State how many lines of the entries below hold the word "name"; reply with nothing but the number.

— Begin —

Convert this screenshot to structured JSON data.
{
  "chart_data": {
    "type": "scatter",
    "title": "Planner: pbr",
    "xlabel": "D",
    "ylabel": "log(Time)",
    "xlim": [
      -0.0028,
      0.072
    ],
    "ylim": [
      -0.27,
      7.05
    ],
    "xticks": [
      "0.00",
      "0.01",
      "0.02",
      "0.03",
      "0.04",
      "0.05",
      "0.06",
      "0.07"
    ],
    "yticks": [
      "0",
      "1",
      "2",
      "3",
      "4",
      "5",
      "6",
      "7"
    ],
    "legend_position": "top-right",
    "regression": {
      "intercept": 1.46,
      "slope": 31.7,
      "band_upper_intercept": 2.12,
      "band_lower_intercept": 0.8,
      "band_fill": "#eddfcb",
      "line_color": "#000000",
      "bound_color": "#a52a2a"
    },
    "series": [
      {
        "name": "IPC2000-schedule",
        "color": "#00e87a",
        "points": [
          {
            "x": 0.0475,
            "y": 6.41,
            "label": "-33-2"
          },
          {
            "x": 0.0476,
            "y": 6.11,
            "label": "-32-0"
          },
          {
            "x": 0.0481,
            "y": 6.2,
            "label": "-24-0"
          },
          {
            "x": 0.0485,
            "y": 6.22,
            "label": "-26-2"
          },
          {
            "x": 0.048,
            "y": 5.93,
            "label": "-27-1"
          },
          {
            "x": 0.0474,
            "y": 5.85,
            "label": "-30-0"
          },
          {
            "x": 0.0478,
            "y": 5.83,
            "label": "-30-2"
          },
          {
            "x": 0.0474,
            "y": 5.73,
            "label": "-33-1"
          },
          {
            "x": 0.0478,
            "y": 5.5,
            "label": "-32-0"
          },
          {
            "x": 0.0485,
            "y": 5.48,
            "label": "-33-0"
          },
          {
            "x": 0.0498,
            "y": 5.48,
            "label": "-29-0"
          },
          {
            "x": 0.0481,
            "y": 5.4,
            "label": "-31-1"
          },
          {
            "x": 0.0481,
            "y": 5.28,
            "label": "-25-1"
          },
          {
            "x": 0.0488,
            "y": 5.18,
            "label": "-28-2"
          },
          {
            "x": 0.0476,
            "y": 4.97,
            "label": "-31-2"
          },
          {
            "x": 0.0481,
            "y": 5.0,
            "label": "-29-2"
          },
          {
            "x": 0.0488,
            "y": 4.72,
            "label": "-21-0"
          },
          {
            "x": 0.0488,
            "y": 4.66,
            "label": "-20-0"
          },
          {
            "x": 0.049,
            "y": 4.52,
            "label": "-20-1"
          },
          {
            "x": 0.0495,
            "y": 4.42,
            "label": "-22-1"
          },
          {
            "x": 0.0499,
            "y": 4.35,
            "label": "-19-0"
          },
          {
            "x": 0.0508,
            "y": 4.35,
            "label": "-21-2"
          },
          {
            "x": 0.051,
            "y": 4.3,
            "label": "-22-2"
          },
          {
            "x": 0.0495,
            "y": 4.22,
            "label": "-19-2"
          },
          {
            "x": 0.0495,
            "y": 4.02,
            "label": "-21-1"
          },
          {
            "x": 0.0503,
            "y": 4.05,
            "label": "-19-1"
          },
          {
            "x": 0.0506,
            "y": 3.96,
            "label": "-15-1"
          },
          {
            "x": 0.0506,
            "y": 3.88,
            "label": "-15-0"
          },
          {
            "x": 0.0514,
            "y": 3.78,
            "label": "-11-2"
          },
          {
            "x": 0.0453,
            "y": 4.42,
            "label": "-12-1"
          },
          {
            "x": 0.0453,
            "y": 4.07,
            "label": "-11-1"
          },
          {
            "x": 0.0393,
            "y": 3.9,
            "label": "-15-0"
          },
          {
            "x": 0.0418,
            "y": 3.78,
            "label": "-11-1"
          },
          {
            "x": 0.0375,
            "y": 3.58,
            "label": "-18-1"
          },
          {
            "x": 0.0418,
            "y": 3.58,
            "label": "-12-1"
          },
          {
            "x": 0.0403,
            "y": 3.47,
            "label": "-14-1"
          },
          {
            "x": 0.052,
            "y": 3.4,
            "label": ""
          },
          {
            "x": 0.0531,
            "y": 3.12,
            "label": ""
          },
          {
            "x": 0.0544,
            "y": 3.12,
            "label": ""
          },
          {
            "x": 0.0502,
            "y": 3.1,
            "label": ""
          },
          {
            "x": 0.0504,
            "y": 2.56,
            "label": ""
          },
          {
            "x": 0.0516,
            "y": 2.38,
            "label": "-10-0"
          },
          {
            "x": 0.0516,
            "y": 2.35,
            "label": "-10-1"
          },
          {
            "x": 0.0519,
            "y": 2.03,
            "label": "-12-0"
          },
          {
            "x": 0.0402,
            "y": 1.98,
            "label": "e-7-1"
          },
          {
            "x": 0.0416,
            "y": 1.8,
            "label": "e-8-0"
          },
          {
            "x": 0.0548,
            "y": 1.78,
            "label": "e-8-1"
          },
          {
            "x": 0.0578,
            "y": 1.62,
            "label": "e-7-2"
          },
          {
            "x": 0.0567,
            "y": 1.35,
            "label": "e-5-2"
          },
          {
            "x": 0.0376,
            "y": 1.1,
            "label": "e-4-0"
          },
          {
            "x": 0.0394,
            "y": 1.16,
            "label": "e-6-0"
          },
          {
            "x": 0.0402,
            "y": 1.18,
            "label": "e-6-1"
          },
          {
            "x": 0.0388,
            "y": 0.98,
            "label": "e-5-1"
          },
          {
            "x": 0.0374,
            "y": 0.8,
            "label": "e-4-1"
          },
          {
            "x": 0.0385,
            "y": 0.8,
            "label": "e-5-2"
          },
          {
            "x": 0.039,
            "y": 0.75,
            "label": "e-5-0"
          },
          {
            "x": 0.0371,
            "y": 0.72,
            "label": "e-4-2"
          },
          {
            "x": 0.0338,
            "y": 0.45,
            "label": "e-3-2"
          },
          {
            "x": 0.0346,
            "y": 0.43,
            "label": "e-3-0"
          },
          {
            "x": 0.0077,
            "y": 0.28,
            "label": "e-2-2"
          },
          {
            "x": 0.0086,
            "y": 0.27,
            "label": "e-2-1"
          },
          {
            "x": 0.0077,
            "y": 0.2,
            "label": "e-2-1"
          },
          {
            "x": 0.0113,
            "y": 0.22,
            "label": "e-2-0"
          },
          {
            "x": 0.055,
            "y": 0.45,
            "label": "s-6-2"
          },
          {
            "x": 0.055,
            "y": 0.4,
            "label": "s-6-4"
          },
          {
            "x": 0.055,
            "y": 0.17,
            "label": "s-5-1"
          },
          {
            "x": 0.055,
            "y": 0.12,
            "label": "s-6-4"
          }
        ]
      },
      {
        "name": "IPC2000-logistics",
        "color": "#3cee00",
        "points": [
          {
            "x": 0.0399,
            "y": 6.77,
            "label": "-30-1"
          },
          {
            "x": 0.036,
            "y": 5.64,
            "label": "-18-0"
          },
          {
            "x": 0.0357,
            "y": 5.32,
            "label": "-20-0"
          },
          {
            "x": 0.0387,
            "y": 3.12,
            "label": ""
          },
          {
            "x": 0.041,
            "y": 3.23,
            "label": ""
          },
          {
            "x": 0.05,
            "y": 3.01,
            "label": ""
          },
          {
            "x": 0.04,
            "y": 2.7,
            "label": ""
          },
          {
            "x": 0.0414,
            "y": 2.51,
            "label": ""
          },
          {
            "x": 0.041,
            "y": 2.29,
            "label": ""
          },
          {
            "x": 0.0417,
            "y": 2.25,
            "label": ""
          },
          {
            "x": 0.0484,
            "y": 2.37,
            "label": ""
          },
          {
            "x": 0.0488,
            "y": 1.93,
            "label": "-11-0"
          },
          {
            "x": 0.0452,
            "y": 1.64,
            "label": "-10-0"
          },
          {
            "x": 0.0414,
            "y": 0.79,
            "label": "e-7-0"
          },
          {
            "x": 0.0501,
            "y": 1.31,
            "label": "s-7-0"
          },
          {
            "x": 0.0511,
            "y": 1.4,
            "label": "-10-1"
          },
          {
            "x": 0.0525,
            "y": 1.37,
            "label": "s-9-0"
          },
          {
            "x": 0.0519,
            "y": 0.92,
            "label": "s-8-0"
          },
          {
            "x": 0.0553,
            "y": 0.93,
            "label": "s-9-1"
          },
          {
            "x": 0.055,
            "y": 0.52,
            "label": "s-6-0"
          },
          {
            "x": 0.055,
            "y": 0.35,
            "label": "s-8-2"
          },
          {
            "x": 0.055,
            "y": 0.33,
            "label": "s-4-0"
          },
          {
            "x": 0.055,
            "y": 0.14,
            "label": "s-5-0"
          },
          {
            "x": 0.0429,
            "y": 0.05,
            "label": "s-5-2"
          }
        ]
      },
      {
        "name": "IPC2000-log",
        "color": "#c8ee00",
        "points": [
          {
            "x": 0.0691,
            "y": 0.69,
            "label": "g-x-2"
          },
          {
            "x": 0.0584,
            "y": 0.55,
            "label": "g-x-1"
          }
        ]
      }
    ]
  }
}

— End —

§ **Exercise answer**
3